— EXERCISE DESCRIPTION —
Every record below should be written out exactly; pictures stay out.
===============
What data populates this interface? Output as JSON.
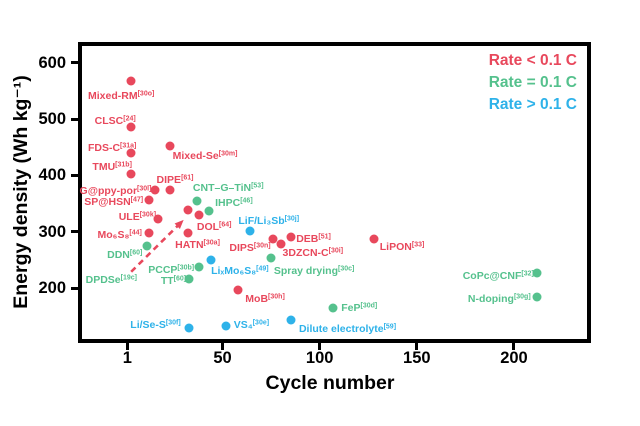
{
  "figure_title": "",
  "legend": {
    "entries": [
      {
        "label": "Rate < 0.1 C",
        "color": "#e8485c",
        "key": "rate_lt"
      },
      {
        "label": "Rate = 0.1 C",
        "color": "#55c18d",
        "key": "rate_eq"
      },
      {
        "label": "Rate > 0.1 C",
        "color": "#2eb2e9",
        "key": "rate_gt"
      }
    ],
    "position": "top-right"
  },
  "colors": {
    "rate_lt": "#e8485c",
    "rate_eq": "#55c18d",
    "rate_gt": "#2eb2e9",
    "axis": "#000000",
    "background": "#ffffff"
  },
  "chart_data": {
    "type": "scatter",
    "title": "",
    "xlabel": "Cycle number",
    "ylabel": "Energy density (Wh kg⁻¹)",
    "xlim": [
      -24,
      240
    ],
    "ylim": [
      95,
      635
    ],
    "x_ticks": [
      1,
      50,
      100,
      150,
      200
    ],
    "y_ticks": [
      600,
      500,
      400,
      300,
      200
    ],
    "grid": false,
    "legend_position": "top-right",
    "series": [
      {
        "name": "Rate < 0.1 C",
        "color": "#e8485c",
        "points": [
          {
            "name": "Mixed-RM",
            "ref": "[30o]",
            "cycle": 3,
            "energy": 568,
            "label_dx": -10,
            "label_dy": 14
          },
          {
            "name": "CLSC",
            "ref": "[24]",
            "cycle": 3,
            "energy": 486,
            "label_dx": -16,
            "label_dy": -7
          },
          {
            "name": "FDS-C",
            "ref": "[31a]",
            "cycle": 3,
            "energy": 440,
            "label_dx": -19,
            "label_dy": -6
          },
          {
            "name": "TMU",
            "ref": "[31b]",
            "cycle": 3,
            "energy": 402,
            "label_dx": -19,
            "label_dy": -8
          },
          {
            "name": "Mixed-Se",
            "ref": "[30m]",
            "cycle": 23,
            "energy": 453,
            "label_dx": 35,
            "label_dy": 9
          },
          {
            "name": "DIPE",
            "ref": "[61]",
            "cycle": 23,
            "energy": 374,
            "label_dx": 5,
            "label_dy": -11
          },
          {
            "name": "G@ppy-por",
            "ref": "[30l]",
            "cycle": 15,
            "energy": 374,
            "label_dx": -39,
            "label_dy": 0
          },
          {
            "name": "SP@HSN",
            "ref": "[47]",
            "cycle": 12,
            "energy": 356,
            "label_dx": -35,
            "label_dy": 1
          },
          {
            "name": "ULE",
            "ref": "[30k]",
            "cycle": 17,
            "energy": 322,
            "label_dx": -21,
            "label_dy": -3
          },
          {
            "name": "Mo₆S₈",
            "ref": "[44]",
            "cycle": 12,
            "energy": 298,
            "label_dx": -29,
            "label_dy": 1
          },
          {
            "name": "HATN",
            "ref": "[30a]",
            "cycle": 32,
            "energy": 298,
            "label_dx": 10,
            "label_dy": 11
          },
          {
            "name": "DOL",
            "ref": "[64]",
            "cycle": 38,
            "energy": 330,
            "label_dx": 15,
            "label_dy": 11
          },
          {
            "name": "",
            "ref": "",
            "cycle": 32,
            "energy": 339,
            "label_dx": 0,
            "label_dy": 0
          },
          {
            "name": "DIPS",
            "ref": "[30n]",
            "cycle": 76,
            "energy": 288,
            "label_dx": -23,
            "label_dy": 8
          },
          {
            "name": "DEB",
            "ref": "[51]",
            "cycle": 85,
            "energy": 291,
            "label_dx": 23,
            "label_dy": 1
          },
          {
            "name": "3DZCN-C",
            "ref": "[30i]",
            "cycle": 80,
            "energy": 278,
            "label_dx": 32,
            "label_dy": 8
          },
          {
            "name": "LiPON",
            "ref": "[33]",
            "cycle": 128,
            "energy": 287,
            "label_dx": 28,
            "label_dy": 7
          },
          {
            "name": "MoB",
            "ref": "[30h]",
            "cycle": 58,
            "energy": 197,
            "label_dx": 27,
            "label_dy": 8
          }
        ]
      },
      {
        "name": "Rate = 0.1 C",
        "color": "#55c18d",
        "points": [
          {
            "name": "CNT–G–TiN",
            "ref": "[53]",
            "cycle": 37,
            "energy": 354,
            "label_dx": 31,
            "label_dy": -14
          },
          {
            "name": "IHPC",
            "ref": "[46]",
            "cycle": 43,
            "energy": 337,
            "label_dx": 25,
            "label_dy": -9
          },
          {
            "name": "DDN",
            "ref": "[60]",
            "cycle": 11,
            "energy": 275,
            "label_dx": -22,
            "label_dy": 8
          },
          {
            "name": "DPDSe",
            "ref": "[19c]",
            "cycle": 1,
            "energy": 215,
            "label_dx": -16,
            "label_dy": -1,
            "marker": false
          },
          {
            "name": "PCCP",
            "ref": "[30b]",
            "cycle": 38,
            "energy": 237,
            "label_dx": -28,
            "label_dy": 2
          },
          {
            "name": "TT",
            "ref": "[60]",
            "cycle": 33,
            "energy": 216,
            "label_dx": -16,
            "label_dy": 1
          },
          {
            "name": "Spray drying",
            "ref": "[30c]",
            "cycle": 75,
            "energy": 253,
            "label_dx": 43,
            "label_dy": 12
          },
          {
            "name": "FeP",
            "ref": "[30d]",
            "cycle": 107,
            "energy": 165,
            "label_dx": 26,
            "label_dy": -1
          },
          {
            "name": "CoPc@CNF",
            "ref": "[32]",
            "cycle": 212,
            "energy": 226,
            "label_dx": -39,
            "label_dy": 2
          },
          {
            "name": "N-doping",
            "ref": "[30g]",
            "cycle": 212,
            "energy": 185,
            "label_dx": -38,
            "label_dy": 1
          }
        ]
      },
      {
        "name": "Rate > 0.1 C",
        "color": "#2eb2e9",
        "points": [
          {
            "name": "LiF/Li₃Sb",
            "ref": "[30j]",
            "cycle": 64,
            "energy": 302,
            "label_dx": 19,
            "label_dy": -11
          },
          {
            "name": "LiₓMo₆S₈",
            "ref": "[49]",
            "cycle": 44,
            "energy": 249,
            "label_dx": 29,
            "label_dy": 10
          },
          {
            "name": "Li/Se-S",
            "ref": "[30f]",
            "cycle": 33,
            "energy": 130,
            "label_dx": -34,
            "label_dy": -4
          },
          {
            "name": "VS₄",
            "ref": "[30e]",
            "cycle": 52,
            "energy": 133,
            "label_dx": 25,
            "label_dy": -2
          },
          {
            "name": "Dilute electrolyte",
            "ref": "[59]",
            "cycle": 85,
            "energy": 144,
            "label_dx": 57,
            "label_dy": 8
          }
        ]
      }
    ],
    "annotations": [
      {
        "type": "dashed-arrow",
        "color": "#e8485c",
        "from": {
          "cycle": 3,
          "energy": 229
        },
        "to": {
          "cycle": 30,
          "energy": 321
        }
      }
    ]
  }
}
===============
— RESULT OF THIS EXERCISE —
What data populates this interface? Output as JSON.
{
  "figure_title": "",
  "legend": {
    "entries": [
      {
        "label": "Rate < 0.1 C",
        "color": "#e8485c",
        "key": "rate_lt"
      },
      {
        "label": "Rate = 0.1 C",
        "color": "#55c18d",
        "key": "rate_eq"
      },
      {
        "label": "Rate > 0.1 C",
        "color": "#2eb2e9",
        "key": "rate_gt"
      }
    ],
    "position": "top-right"
  },
  "colors": {
    "rate_lt": "#e8485c",
    "rate_eq": "#55c18d",
    "rate_gt": "#2eb2e9",
    "axis": "#000000",
    "background": "#ffffff"
  },
  "chart_data": {
    "type": "scatter",
    "title": "",
    "xlabel": "Cycle number",
    "ylabel": "Energy density (Wh kg⁻¹)",
    "xlim": [
      -24,
      240
    ],
    "ylim": [
      95,
      635
    ],
    "x_ticks": [
      1,
      50,
      100,
      150,
      200
    ],
    "y_ticks": [
      600,
      500,
      400,
      300,
      200
    ],
    "grid": false,
    "legend_position": "top-right",
    "series": [
      {
        "name": "Rate < 0.1 C",
        "color": "#e8485c",
        "points": [
          {
            "name": "Mixed-RM",
            "ref": "[30o]",
            "cycle": 3,
            "energy": 568,
            "label_dx": -10,
            "label_dy": 14
          },
          {
            "name": "CLSC",
            "ref": "[24]",
            "cycle": 3,
            "energy": 486,
            "label_dx": -16,
            "label_dy": -7
          },
          {
            "name": "FDS-C",
            "ref": "[31a]",
            "cycle": 3,
            "energy": 440,
            "label_dx": -19,
            "label_dy": -6
          },
          {
            "name": "TMU",
            "ref": "[31b]",
            "cycle": 3,
            "energy": 402,
            "label_dx": -19,
            "label_dy": -8
          },
          {
            "name": "Mixed-Se",
            "ref": "[30m]",
            "cycle": 23,
            "energy": 453,
            "label_dx": 35,
            "label_dy": 9
          },
          {
            "name": "DIPE",
            "ref": "[61]",
            "cycle": 23,
            "energy": 374,
            "label_dx": 5,
            "label_dy": -11
          },
          {
            "name": "G@ppy-por",
            "ref": "[30l]",
            "cycle": 15,
            "energy": 374,
            "label_dx": -39,
            "label_dy": 0
          },
          {
            "name": "SP@HSN",
            "ref": "[47]",
            "cycle": 12,
            "energy": 356,
            "label_dx": -35,
            "label_dy": 1
          },
          {
            "name": "ULE",
            "ref": "[30k]",
            "cycle": 17,
            "energy": 322,
            "label_dx": -21,
            "label_dy": -3
          },
          {
            "name": "Mo₆S₈",
            "ref": "[44]",
            "cycle": 12,
            "energy": 298,
            "label_dx": -29,
            "label_dy": 1
          },
          {
            "name": "HATN",
            "ref": "[30a]",
            "cycle": 32,
            "energy": 298,
            "label_dx": 10,
            "label_dy": 11
          },
          {
            "name": "DOL",
            "ref": "[64]",
            "cycle": 38,
            "energy": 330,
            "label_dx": 15,
            "label_dy": 11
          },
          {
            "name": "",
            "ref": "",
            "cycle": 32,
            "energy": 339,
            "label_dx": 0,
            "label_dy": 0
          },
          {
            "name": "DIPS",
            "ref": "[30n]",
            "cycle": 76,
            "energy": 288,
            "label_dx": -23,
            "label_dy": 8
          },
          {
            "name": "DEB",
            "ref": "[51]",
            "cycle": 85,
            "energy": 291,
            "label_dx": 23,
            "label_dy": 1
          },
          {
            "name": "3DZCN-C",
            "ref": "[30i]",
            "cycle": 80,
            "energy": 278,
            "label_dx": 32,
            "label_dy": 8
          },
          {
            "name": "LiPON",
            "ref": "[33]",
            "cycle": 128,
            "energy": 287,
            "label_dx": 28,
            "label_dy": 7
          },
          {
            "name": "MoB",
            "ref": "[30h]",
            "cycle": 58,
            "energy": 197,
            "label_dx": 27,
            "label_dy": 8
          }
        ]
      },
      {
        "name": "Rate = 0.1 C",
        "color": "#55c18d",
        "points": [
          {
            "name": "CNT–G–TiN",
            "ref": "[53]",
            "cycle": 37,
            "energy": 354,
            "label_dx": 31,
            "label_dy": -14
          },
          {
            "name": "IHPC",
            "ref": "[46]",
            "cycle": 43,
            "energy": 337,
            "label_dx": 25,
            "label_dy": -9
          },
          {
            "name": "DDN",
            "ref": "[60]",
            "cycle": 11,
            "energy": 275,
            "label_dx": -22,
            "label_dy": 8
          },
          {
            "name": "DPDSe",
            "ref": "[19c]",
            "cycle": 1,
            "energy": 215,
            "label_dx": -16,
            "label_dy": -1,
            "marker": false
          },
          {
            "name": "PCCP",
            "ref": "[30b]",
            "cycle": 38,
            "energy": 237,
            "label_dx": -28,
            "label_dy": 2
          },
          {
            "name": "TT",
            "ref": "[60]",
            "cycle": 33,
            "energy": 216,
            "label_dx": -16,
            "label_dy": 1
          },
          {
            "name": "Spray drying",
            "ref": "[30c]",
            "cycle": 75,
            "energy": 253,
            "label_dx": 43,
            "label_dy": 12
          },
          {
            "name": "FeP",
            "ref": "[30d]",
            "cycle": 107,
            "energy": 165,
            "label_dx": 26,
            "label_dy": -1
          },
          {
            "name": "CoPc@CNF",
            "ref": "[32]",
            "cycle": 212,
            "energy": 226,
            "label_dx": -39,
            "label_dy": 2
          },
          {
            "name": "N-doping",
            "ref": "[30g]",
            "cycle": 212,
            "energy": 185,
            "label_dx": -38,
            "label_dy": 1
          }
        ]
      },
      {
        "name": "Rate > 0.1 C",
        "color": "#2eb2e9",
        "points": [
          {
            "name": "LiF/Li₃Sb",
            "ref": "[30j]",
            "cycle": 64,
            "energy": 302,
            "label_dx": 19,
            "label_dy": -11
          },
          {
            "name": "LiₓMo₆S₈",
            "ref": "[49]",
            "cycle": 44,
            "energy": 249,
            "label_dx": 29,
            "label_dy": 10
          },
          {
            "name": "Li/Se-S",
            "ref": "[30f]",
            "cycle": 33,
            "energy": 130,
            "label_dx": -34,
            "label_dy": -4
          },
          {
            "name": "VS₄",
            "ref": "[30e]",
            "cycle": 52,
            "energy": 133,
            "label_dx": 25,
            "label_dy": -2
          },
          {
            "name": "Dilute electrolyte",
            "ref": "[59]",
            "cycle": 85,
            "energy": 144,
            "label_dx": 57,
            "label_dy": 8
          }
        ]
      }
    ],
    "annotations": [
      {
        "type": "dashed-arrow",
        "color": "#e8485c",
        "from": {
          "cycle": 3,
          "energy": 229
        },
        "to": {
          "cycle": 30,
          "energy": 321
        }
      }
    ]
  }
}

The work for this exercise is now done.